--- begin DATA EXTRACT ---

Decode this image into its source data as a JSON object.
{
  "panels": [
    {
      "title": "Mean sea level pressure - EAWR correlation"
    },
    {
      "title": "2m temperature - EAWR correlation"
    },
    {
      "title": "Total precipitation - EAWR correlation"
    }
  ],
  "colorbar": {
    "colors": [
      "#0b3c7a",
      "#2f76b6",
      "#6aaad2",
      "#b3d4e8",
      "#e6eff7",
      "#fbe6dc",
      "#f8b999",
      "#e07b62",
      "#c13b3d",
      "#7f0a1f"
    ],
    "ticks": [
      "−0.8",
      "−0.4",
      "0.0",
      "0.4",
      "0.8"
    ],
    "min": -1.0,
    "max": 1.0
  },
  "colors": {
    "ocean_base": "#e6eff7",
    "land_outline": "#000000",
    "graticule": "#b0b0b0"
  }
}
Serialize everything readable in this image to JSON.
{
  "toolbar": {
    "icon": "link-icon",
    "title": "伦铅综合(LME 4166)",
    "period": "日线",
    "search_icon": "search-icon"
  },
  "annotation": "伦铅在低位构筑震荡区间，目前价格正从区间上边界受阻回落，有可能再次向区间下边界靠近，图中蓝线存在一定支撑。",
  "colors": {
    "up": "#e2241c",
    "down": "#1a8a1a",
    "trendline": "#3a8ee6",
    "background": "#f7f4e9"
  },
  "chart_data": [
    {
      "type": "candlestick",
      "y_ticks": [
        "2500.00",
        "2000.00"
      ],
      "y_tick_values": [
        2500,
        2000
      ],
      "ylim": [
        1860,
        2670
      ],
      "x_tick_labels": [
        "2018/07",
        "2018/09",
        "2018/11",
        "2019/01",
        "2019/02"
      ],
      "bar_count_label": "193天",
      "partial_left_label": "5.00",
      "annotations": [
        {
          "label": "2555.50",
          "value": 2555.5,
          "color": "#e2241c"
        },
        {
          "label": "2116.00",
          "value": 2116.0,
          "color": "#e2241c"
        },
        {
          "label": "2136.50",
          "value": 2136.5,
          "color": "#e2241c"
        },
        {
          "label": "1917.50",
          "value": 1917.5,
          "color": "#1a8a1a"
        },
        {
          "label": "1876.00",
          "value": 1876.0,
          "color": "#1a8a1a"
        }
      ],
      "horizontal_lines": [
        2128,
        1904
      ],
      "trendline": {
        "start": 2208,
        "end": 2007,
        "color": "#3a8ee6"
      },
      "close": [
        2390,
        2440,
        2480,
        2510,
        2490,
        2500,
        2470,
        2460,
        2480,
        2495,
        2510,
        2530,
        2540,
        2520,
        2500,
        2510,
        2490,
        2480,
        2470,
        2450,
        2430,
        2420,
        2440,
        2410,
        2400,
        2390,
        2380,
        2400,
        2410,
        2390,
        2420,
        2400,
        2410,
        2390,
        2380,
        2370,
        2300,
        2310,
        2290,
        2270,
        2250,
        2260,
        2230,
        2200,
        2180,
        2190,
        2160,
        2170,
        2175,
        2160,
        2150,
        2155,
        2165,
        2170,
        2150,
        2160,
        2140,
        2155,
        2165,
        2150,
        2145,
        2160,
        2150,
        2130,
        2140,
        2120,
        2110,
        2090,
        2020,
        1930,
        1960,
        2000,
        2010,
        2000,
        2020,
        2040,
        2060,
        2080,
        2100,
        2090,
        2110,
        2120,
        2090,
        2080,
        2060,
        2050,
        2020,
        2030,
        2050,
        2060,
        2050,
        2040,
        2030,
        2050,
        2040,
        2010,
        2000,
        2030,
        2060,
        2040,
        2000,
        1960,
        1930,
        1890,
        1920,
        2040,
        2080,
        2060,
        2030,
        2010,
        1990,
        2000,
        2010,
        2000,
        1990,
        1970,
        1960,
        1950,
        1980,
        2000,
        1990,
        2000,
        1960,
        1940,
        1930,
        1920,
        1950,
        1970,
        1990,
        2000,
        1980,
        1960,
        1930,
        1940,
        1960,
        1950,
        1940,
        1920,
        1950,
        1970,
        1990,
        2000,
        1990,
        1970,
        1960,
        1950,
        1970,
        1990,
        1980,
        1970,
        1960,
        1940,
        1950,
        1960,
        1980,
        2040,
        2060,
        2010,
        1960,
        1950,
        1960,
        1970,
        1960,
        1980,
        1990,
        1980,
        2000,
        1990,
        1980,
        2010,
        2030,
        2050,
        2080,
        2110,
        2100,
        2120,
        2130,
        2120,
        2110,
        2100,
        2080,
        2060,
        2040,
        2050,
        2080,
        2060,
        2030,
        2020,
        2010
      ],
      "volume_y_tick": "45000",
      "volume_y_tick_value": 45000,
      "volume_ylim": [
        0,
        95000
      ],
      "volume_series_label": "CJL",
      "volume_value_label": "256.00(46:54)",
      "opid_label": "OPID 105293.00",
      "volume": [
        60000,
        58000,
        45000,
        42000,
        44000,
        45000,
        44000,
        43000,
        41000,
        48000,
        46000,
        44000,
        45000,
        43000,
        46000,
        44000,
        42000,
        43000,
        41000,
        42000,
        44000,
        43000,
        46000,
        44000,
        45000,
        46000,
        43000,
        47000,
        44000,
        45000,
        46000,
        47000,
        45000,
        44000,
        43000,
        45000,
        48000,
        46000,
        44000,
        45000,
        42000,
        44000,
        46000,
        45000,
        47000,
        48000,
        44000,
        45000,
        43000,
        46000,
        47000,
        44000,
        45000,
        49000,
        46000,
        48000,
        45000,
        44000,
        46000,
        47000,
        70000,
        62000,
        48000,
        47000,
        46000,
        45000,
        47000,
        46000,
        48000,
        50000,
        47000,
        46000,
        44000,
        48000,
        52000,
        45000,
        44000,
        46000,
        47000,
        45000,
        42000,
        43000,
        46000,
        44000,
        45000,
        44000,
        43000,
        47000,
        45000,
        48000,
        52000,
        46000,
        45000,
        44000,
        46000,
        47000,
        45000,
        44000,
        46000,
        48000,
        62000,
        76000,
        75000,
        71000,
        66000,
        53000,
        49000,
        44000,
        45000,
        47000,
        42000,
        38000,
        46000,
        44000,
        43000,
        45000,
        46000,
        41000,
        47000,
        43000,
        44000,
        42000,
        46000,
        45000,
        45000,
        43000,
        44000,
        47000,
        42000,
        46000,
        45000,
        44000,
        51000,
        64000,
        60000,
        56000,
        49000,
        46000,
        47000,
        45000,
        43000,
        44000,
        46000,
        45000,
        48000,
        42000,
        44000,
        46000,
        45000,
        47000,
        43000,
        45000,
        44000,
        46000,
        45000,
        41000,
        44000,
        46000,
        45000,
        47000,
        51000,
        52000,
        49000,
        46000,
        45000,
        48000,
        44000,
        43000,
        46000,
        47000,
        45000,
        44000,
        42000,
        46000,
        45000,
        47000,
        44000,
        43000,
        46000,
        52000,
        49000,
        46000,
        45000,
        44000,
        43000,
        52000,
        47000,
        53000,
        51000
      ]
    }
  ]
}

--- end DATA EXTRACT ---

REQUEST: Take the lines above and print them exactly.

RESPONSE TO THIS EXERCISE:
Decode this image into its source data as a JSON object.
{
  "panels": [
    {
      "title": "Mean sea level pressure - EAWR correlation"
    },
    {
      "title": "2m temperature - EAWR correlation"
    },
    {
      "title": "Total precipitation - EAWR correlation"
    }
  ],
  "colorbar": {
    "colors": [
      "#0b3c7a",
      "#2f76b6",
      "#6aaad2",
      "#b3d4e8",
      "#e6eff7",
      "#fbe6dc",
      "#f8b999",
      "#e07b62",
      "#c13b3d",
      "#7f0a1f"
    ],
    "ticks": [
      "−0.8",
      "−0.4",
      "0.0",
      "0.4",
      "0.8"
    ],
    "min": -1.0,
    "max": 1.0
  },
  "colors": {
    "ocean_base": "#e6eff7",
    "land_outline": "#000000",
    "graticule": "#b0b0b0"
  }
}
Serialize everything readable in this image to JSON.
{
  "toolbar": {
    "icon": "link-icon",
    "title": "伦铅综合(LME 4166)",
    "period": "日线",
    "search_icon": "search-icon"
  },
  "annotation": "伦铅在低位构筑震荡区间，目前价格正从区间上边界受阻回落，有可能再次向区间下边界靠近，图中蓝线存在一定支撑。",
  "colors": {
    "up": "#e2241c",
    "down": "#1a8a1a",
    "trendline": "#3a8ee6",
    "background": "#f7f4e9"
  },
  "chart_data": [
    {
      "type": "candlestick",
      "y_ticks": [
        "2500.00",
        "2000.00"
      ],
      "y_tick_values": [
        2500,
        2000
      ],
      "ylim": [
        1860,
        2670
      ],
      "x_tick_labels": [
        "2018/07",
        "2018/09",
        "2018/11",
        "2019/01",
        "2019/02"
      ],
      "bar_count_label": "193天",
      "partial_left_label": "5.00",
      "annotations": [
        {
          "label": "2555.50",
          "value": 2555.5,
          "color": "#e2241c"
        },
        {
          "label": "2116.00",
          "value": 2116.0,
          "color": "#e2241c"
        },
        {
          "label": "2136.50",
          "value": 2136.5,
          "color": "#e2241c"
        },
        {
          "label": "1917.50",
          "value": 1917.5,
          "color": "#1a8a1a"
        },
        {
          "label": "1876.00",
          "value": 1876.0,
          "color": "#1a8a1a"
        }
      ],
      "horizontal_lines": [
        2128,
        1904
      ],
      "trendline": {
        "start": 2208,
        "end": 2007,
        "color": "#3a8ee6"
      },
      "close": [
        2390,
        2440,
        2480,
        2510,
        2490,
        2500,
        2470,
        2460,
        2480,
        2495,
        2510,
        2530,
        2540,
        2520,
        2500,
        2510,
        2490,
        2480,
        2470,
        2450,
        2430,
        2420,
        2440,
        2410,
        2400,
        2390,
        2380,
        2400,
        2410,
        2390,
        2420,
        2400,
        2410,
        2390,
        2380,
        2370,
        2300,
        2310,
        2290,
        2270,
        2250,
        2260,
        2230,
        2200,
        2180,
        2190,
        2160,
        2170,
        2175,
        2160,
        2150,
        2155,
        2165,
        2170,
        2150,
        2160,
        2140,
        2155,
        2165,
        2150,
        2145,
        2160,
        2150,
        2130,
        2140,
        2120,
        2110,
        2090,
        2020,
        1930,
        1960,
        2000,
        2010,
        2000,
        2020,
        2040,
        2060,
        2080,
        2100,
        2090,
        2110,
        2120,
        2090,
        2080,
        2060,
        2050,
        2020,
        2030,
        2050,
        2060,
        2050,
        2040,
        2030,
        2050,
        2040,
        2010,
        2000,
        2030,
        2060,
        2040,
        2000,
        1960,
        1930,
        1890,
        1920,
        2040,
        2080,
        2060,
        2030,
        2010,
        1990,
        2000,
        2010,
        2000,
        1990,
        1970,
        1960,
        1950,
        1980,
        2000,
        1990,
        2000,
        1960,
        1940,
        1930,
        1920,
        1950,
        1970,
        1990,
        2000,
        1980,
        1960,
        1930,
        1940,
        1960,
        1950,
        1940,
        1920,
        1950,
        1970,
        1990,
        2000,
        1990,
        1970,
        1960,
        1950,
        1970,
        1990,
        1980,
        1970,
        1960,
        1940,
        1950,
        1960,
        1980,
        2040,
        2060,
        2010,
        1960,
        1950,
        1960,
        1970,
        1960,
        1980,
        1990,
        1980,
        2000,
        1990,
        1980,
        2010,
        2030,
        2050,
        2080,
        2110,
        2100,
        2120,
        2130,
        2120,
        2110,
        2100,
        2080,
        2060,
        2040,
        2050,
        2080,
        2060,
        2030,
        2020,
        2010
      ],
      "volume_y_tick": "45000",
      "volume_y_tick_value": 45000,
      "volume_ylim": [
        0,
        95000
      ],
      "volume_series_label": "CJL",
      "volume_value_label": "256.00(46:54)",
      "opid_label": "OPID 105293.00",
      "volume": [
        60000,
        58000,
        45000,
        42000,
        44000,
        45000,
        44000,
        43000,
        41000,
        48000,
        46000,
        44000,
        45000,
        43000,
        46000,
        44000,
        42000,
        43000,
        41000,
        42000,
        44000,
        43000,
        46000,
        44000,
        45000,
        46000,
        43000,
        47000,
        44000,
        45000,
        46000,
        47000,
        45000,
        44000,
        43000,
        45000,
        48000,
        46000,
        44000,
        45000,
        42000,
        44000,
        46000,
        45000,
        47000,
        48000,
        44000,
        45000,
        43000,
        46000,
        47000,
        44000,
        45000,
        49000,
        46000,
        48000,
        45000,
        44000,
        46000,
        47000,
        70000,
        62000,
        48000,
        47000,
        46000,
        45000,
        47000,
        46000,
        48000,
        50000,
        47000,
        46000,
        44000,
        48000,
        52000,
        45000,
        44000,
        46000,
        47000,
        45000,
        42000,
        43000,
        46000,
        44000,
        45000,
        44000,
        43000,
        47000,
        45000,
        48000,
        52000,
        46000,
        45000,
        44000,
        46000,
        47000,
        45000,
        44000,
        46000,
        48000,
        62000,
        76000,
        75000,
        71000,
        66000,
        53000,
        49000,
        44000,
        45000,
        47000,
        42000,
        38000,
        46000,
        44000,
        43000,
        45000,
        46000,
        41000,
        47000,
        43000,
        44000,
        42000,
        46000,
        45000,
        45000,
        43000,
        44000,
        47000,
        42000,
        46000,
        45000,
        44000,
        51000,
        64000,
        60000,
        56000,
        49000,
        46000,
        47000,
        45000,
        43000,
        44000,
        46000,
        45000,
        48000,
        42000,
        44000,
        46000,
        45000,
        47000,
        43000,
        45000,
        44000,
        46000,
        45000,
        41000,
        44000,
        46000,
        45000,
        47000,
        51000,
        52000,
        49000,
        46000,
        45000,
        48000,
        44000,
        43000,
        46000,
        47000,
        45000,
        44000,
        42000,
        46000,
        45000,
        47000,
        44000,
        43000,
        46000,
        52000,
        49000,
        46000,
        45000,
        44000,
        43000,
        52000,
        47000,
        53000,
        51000
      ]
    }
  ]
}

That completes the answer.